═══ Records supplied

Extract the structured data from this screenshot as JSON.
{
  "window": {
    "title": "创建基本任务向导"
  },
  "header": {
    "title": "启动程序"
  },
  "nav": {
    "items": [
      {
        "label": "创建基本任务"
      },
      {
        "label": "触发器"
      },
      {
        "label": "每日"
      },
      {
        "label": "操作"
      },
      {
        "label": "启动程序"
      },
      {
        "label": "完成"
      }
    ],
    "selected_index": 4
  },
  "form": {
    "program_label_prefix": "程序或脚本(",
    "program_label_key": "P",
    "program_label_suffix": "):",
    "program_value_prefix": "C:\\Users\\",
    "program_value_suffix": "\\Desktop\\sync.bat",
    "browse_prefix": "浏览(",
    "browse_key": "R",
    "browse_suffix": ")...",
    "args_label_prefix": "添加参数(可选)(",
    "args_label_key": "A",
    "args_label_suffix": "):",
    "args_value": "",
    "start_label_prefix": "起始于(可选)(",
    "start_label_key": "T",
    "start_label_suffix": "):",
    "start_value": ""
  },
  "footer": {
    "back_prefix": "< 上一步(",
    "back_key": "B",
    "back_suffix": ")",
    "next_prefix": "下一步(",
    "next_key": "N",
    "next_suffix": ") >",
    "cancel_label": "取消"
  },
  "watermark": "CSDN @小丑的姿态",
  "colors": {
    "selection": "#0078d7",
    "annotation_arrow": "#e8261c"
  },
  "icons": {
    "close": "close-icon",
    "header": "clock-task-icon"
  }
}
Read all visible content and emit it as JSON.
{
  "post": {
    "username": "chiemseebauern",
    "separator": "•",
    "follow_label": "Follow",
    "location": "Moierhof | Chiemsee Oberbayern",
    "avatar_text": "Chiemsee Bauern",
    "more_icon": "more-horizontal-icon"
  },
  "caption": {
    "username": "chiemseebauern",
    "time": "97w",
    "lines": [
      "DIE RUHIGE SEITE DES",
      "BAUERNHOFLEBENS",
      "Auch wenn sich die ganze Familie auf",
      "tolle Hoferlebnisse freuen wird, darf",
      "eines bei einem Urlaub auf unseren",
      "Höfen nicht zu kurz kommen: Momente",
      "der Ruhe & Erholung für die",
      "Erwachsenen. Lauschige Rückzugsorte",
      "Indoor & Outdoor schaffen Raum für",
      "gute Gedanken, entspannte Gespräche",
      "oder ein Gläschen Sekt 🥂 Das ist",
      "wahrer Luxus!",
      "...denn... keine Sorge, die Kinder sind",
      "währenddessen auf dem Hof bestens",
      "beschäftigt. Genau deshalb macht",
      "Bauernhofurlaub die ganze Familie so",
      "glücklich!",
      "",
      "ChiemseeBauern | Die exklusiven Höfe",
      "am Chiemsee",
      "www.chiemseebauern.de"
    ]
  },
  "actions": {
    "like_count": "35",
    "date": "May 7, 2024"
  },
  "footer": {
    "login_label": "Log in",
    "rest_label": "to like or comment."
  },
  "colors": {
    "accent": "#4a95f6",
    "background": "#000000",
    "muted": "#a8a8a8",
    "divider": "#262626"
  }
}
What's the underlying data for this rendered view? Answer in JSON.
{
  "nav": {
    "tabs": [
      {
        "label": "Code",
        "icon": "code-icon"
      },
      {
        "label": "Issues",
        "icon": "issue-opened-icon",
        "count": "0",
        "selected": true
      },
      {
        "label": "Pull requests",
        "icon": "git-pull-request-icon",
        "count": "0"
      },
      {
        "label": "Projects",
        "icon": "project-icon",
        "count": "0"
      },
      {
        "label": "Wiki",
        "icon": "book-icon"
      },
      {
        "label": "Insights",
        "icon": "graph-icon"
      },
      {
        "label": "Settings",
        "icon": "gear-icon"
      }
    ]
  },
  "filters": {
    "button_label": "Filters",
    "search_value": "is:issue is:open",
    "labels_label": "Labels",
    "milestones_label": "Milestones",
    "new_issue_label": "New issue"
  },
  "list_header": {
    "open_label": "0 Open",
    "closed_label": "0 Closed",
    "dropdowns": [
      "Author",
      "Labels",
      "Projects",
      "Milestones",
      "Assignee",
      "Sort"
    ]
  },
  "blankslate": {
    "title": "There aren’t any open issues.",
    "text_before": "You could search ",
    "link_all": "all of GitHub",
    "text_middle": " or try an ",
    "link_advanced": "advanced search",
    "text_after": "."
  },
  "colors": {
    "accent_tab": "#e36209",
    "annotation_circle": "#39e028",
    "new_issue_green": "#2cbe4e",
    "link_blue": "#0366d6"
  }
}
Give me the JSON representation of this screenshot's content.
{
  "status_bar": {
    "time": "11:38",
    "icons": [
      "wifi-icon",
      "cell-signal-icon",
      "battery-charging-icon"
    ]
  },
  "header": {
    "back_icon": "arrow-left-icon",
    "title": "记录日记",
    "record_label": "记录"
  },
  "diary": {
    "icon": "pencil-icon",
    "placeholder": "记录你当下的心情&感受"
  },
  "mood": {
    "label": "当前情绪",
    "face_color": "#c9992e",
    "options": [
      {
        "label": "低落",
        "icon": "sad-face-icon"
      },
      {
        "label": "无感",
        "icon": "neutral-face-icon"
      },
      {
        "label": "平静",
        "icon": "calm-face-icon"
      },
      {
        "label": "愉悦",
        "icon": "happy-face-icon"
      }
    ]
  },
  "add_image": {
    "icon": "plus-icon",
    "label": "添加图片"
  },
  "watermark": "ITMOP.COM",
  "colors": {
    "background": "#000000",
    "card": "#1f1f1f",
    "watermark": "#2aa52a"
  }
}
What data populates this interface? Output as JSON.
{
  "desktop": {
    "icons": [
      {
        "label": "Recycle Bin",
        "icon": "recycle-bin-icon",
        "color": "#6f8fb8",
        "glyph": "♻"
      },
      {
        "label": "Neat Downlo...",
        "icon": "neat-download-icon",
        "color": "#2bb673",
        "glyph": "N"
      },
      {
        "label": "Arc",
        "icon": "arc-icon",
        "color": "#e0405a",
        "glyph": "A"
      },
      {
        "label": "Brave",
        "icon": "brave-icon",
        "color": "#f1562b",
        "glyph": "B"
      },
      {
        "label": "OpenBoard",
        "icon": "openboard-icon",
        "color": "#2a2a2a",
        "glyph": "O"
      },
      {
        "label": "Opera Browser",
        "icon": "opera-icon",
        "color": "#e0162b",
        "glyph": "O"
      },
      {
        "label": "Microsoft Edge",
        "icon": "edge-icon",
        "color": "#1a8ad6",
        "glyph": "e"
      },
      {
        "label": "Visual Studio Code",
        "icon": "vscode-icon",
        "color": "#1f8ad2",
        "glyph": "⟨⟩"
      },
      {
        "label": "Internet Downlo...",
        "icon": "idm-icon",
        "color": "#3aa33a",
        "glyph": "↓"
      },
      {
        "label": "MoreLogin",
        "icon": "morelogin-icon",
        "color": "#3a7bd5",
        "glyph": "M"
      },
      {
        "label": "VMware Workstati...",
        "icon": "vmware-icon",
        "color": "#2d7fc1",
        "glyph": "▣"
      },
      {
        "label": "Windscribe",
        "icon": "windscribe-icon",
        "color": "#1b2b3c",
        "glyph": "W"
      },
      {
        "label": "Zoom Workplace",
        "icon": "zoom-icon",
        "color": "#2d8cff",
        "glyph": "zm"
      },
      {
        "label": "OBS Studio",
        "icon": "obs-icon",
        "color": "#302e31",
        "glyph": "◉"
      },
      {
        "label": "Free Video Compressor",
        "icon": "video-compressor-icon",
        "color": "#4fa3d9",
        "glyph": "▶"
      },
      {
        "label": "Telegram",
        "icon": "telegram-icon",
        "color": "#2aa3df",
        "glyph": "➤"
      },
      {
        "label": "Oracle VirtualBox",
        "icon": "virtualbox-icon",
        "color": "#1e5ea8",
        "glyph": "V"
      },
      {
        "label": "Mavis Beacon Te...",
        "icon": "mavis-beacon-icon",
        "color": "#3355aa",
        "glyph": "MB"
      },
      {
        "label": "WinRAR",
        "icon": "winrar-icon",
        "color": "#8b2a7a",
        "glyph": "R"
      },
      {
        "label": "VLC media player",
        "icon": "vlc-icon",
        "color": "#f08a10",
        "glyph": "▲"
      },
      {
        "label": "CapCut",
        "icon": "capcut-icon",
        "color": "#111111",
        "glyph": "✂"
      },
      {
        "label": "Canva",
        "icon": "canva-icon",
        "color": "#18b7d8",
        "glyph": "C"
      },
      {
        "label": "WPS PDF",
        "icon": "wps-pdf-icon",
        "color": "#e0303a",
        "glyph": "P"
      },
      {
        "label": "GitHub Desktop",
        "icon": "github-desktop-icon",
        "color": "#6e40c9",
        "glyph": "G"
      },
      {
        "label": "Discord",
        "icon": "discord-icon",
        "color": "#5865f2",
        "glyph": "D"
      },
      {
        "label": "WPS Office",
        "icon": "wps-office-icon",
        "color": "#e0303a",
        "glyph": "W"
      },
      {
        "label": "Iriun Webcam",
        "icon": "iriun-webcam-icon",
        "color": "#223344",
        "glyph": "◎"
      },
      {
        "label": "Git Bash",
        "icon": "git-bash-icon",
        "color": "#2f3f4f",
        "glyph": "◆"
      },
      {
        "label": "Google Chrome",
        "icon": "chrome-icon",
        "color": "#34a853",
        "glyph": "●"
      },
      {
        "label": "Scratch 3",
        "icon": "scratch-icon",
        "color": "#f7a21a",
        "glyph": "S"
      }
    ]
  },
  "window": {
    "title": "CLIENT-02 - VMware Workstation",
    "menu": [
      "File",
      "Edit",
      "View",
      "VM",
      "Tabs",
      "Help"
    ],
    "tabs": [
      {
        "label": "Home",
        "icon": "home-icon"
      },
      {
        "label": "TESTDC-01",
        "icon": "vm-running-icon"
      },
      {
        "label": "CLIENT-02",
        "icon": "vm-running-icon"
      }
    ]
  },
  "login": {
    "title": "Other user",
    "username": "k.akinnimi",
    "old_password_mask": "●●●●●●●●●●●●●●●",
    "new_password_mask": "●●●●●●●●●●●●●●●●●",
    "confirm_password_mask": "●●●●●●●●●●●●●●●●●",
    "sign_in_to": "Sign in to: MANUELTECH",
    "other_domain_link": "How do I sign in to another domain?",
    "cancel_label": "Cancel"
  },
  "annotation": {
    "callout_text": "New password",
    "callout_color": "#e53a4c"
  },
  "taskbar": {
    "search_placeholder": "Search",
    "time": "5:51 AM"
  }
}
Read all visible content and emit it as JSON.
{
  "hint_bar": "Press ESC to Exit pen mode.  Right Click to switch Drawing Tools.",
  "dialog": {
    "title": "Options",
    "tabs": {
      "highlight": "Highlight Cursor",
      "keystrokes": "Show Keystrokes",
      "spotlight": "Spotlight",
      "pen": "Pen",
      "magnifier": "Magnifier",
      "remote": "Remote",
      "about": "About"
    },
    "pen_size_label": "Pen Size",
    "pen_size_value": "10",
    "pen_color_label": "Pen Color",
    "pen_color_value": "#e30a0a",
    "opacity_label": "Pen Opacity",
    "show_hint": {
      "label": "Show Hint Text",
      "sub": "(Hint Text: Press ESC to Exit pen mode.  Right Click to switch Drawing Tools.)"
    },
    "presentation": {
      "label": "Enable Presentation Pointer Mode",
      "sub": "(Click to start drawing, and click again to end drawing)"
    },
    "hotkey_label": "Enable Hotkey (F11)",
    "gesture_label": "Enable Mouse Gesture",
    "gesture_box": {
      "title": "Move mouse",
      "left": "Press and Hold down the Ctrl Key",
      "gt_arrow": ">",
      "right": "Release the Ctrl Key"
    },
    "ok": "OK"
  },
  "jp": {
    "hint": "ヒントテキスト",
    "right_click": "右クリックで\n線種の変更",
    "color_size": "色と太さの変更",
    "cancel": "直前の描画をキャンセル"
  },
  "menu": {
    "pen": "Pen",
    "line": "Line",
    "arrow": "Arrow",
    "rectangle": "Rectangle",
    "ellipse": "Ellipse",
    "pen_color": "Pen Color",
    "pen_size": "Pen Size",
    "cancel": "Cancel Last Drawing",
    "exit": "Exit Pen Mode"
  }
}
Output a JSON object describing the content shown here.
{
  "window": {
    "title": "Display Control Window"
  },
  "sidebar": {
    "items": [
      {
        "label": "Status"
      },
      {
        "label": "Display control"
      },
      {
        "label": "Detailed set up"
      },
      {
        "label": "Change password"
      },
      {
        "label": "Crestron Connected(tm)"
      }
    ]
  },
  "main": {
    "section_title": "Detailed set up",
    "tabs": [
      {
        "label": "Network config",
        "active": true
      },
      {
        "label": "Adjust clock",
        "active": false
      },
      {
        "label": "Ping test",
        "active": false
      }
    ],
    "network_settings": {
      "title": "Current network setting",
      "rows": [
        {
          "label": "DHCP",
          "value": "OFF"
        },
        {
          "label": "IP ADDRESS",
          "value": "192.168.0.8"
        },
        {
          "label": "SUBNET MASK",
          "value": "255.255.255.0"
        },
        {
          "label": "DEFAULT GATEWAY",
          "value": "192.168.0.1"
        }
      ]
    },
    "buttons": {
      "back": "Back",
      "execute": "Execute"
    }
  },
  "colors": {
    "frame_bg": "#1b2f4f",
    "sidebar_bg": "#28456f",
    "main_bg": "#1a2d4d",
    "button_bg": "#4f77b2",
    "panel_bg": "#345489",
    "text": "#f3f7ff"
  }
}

══════

Work to complete>
Your task is to gather every line with the word "left" and copy it.

Completed exercise>
    "back_icon": "arrow-left-icon",
      "left": "Press and Hold down the Ctrl Key",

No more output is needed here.